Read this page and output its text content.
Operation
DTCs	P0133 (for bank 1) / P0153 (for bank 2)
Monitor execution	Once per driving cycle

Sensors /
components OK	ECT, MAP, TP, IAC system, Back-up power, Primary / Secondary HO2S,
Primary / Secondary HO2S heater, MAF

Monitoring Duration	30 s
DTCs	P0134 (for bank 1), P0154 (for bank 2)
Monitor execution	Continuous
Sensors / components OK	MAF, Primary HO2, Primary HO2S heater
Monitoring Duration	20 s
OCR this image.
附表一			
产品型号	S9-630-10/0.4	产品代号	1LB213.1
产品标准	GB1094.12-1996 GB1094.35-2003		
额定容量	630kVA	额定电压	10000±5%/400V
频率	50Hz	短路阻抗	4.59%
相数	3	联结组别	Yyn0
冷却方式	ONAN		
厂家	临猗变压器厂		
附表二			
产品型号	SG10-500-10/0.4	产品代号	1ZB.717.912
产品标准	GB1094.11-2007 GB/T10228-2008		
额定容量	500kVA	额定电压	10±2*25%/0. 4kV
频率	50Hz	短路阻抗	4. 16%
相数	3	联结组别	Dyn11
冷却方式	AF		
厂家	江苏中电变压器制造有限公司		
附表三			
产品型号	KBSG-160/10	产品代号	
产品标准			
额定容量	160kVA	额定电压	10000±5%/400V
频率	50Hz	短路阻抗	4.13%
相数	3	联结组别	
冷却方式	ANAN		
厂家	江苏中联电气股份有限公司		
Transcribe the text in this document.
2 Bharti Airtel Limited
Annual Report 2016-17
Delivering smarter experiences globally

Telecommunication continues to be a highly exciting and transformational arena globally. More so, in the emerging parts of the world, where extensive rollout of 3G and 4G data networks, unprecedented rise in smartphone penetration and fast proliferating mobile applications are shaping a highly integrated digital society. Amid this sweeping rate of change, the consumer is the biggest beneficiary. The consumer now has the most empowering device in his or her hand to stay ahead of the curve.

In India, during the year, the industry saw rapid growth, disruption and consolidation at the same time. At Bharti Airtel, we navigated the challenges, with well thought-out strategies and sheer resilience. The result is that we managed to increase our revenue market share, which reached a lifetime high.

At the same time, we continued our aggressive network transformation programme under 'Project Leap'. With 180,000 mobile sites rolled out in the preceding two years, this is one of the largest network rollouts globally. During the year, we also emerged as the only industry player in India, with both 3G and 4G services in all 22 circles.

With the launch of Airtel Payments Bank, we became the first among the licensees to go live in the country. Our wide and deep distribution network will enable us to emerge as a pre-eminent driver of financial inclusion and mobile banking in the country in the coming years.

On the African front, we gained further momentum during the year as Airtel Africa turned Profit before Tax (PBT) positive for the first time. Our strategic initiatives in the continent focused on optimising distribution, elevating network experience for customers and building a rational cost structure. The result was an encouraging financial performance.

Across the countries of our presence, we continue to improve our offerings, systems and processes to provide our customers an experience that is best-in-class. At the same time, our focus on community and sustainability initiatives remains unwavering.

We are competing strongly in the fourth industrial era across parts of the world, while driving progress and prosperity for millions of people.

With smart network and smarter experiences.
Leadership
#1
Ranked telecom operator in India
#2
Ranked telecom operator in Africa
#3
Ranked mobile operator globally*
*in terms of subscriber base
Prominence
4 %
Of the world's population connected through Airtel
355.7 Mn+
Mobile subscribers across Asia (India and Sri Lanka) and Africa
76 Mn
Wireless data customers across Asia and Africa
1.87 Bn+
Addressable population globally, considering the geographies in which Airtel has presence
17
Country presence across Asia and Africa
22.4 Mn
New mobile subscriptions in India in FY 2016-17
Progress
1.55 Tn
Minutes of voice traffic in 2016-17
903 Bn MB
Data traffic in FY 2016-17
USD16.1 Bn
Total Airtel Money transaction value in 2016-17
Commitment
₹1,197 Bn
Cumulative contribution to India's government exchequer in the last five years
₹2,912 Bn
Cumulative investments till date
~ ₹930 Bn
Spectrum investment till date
----
Directive :: Repeat the entries shown above, every one, word for word.

The completed task ::
Read this page and output its text content.
Operation
DTCs	P0133 (for bank 1) / P0153 (for bank 2)
Monitor execution	Once per driving cycle

Sensors /
components OK	ECT, MAP, TP, IAC system, Back-up power, Primary / Secondary HO2S,
Primary / Secondary HO2S heater, MAF

Monitoring Duration	30 s
DTCs	P0134 (for bank 1), P0154 (for bank 2)
Monitor execution	Continuous
Sensors / components OK	MAF, Primary HO2, Primary HO2S heater
Monitoring Duration	20 s
OCR this image.
附表一			
产品型号	S9-630-10/0.4	产品代号	1LB213.1
产品标准	GB1094.12-1996 GB1094.35-2003		
额定容量	630kVA	额定电压	10000±5%/400V
频率	50Hz	短路阻抗	4.59%
相数	3	联结组别	Yyn0
冷却方式	ONAN		
厂家	临猗变压器厂		
附表二			
产品型号	SG10-500-10/0.4	产品代号	1ZB.717.912
产品标准	GB1094.11-2007 GB/T10228-2008		
额定容量	500kVA	额定电压	10±2*25%/0. 4kV
频率	50Hz	短路阻抗	4. 16%
相数	3	联结组别	Dyn11
冷却方式	AF		
厂家	江苏中电变压器制造有限公司		
附表三			
产品型号	KBSG-160/10	产品代号	
产品标准			
额定容量	160kVA	额定电压	10000±5%/400V
频率	50Hz	短路阻抗	4.13%
相数	3	联结组别	
冷却方式	ANAN		
厂家	江苏中联电气股份有限公司		
Transcribe the text in this document.
2 Bharti Airtel Limited
Annual Report 2016-17
Delivering smarter experiences globally

Telecommunication continues to be a highly exciting and transformational arena globally. More so, in the emerging parts of the world, where extensive rollout of 3G and 4G data networks, unprecedented rise in smartphone penetration and fast proliferating mobile applications are shaping a highly integrated digital society. Amid this sweeping rate of change, the consumer is the biggest beneficiary. The consumer now has the most empowering device in his or her hand to stay ahead of the curve.

In India, during the year, the industry saw rapid growth, disruption and consolidation at the same time. At Bharti Airtel, we navigated the challenges, with well thought-out strategies and sheer resilience. The result is that we managed to increase our revenue market share, which reached a lifetime high.

At the same time, we continued our aggressive network transformation programme under 'Project Leap'. With 180,000 mobile sites rolled out in the preceding two years, this is one of the largest network rollouts globally. During the year, we also emerged as the only industry player in India, with both 3G and 4G services in all 22 circles.

With the launch of Airtel Payments Bank, we became the first among the licensees to go live in the country. Our wide and deep distribution network will enable us to emerge as a pre-eminent driver of financial inclusion and mobile banking in the country in the coming years.

On the African front, we gained further momentum during the year as Airtel Africa turned Profit before Tax (PBT) positive for the first time. Our strategic initiatives in the continent focused on optimising distribution, elevating network experience for customers and building a rational cost structure. The result was an encouraging financial performance.

Across the countries of our presence, we continue to improve our offerings, systems and processes to provide our customers an experience that is best-in-class. At the same time, our focus on community and sustainability initiatives remains unwavering.

We are competing strongly in the fourth industrial era across parts of the world, while driving progress and prosperity for millions of people.

With smart network and smarter experiences.
Leadership
#1
Ranked telecom operator in India
#2
Ranked telecom operator in Africa
#3
Ranked mobile operator globally*
*in terms of subscriber base
Prominence
4 %
Of the world's population connected through Airtel
355.7 Mn+
Mobile subscribers across Asia (India and Sri Lanka) and Africa
76 Mn
Wireless data customers across Asia and Africa
1.87 Bn+
Addressable population globally, considering the geographies in which Airtel has presence
17
Country presence across Asia and Africa
22.4 Mn
New mobile subscriptions in India in FY 2016-17
Progress
1.55 Tn
Minutes of voice traffic in 2016-17
903 Bn MB
Data traffic in FY 2016-17
USD16.1 Bn
Total Airtel Money transaction value in 2016-17
Commitment
₹1,197 Bn
Cumulative contribution to India's government exchequer in the last five years
₹2,912 Bn
Cumulative investments till date
~ ₹930 Bn
Spectrum investment till date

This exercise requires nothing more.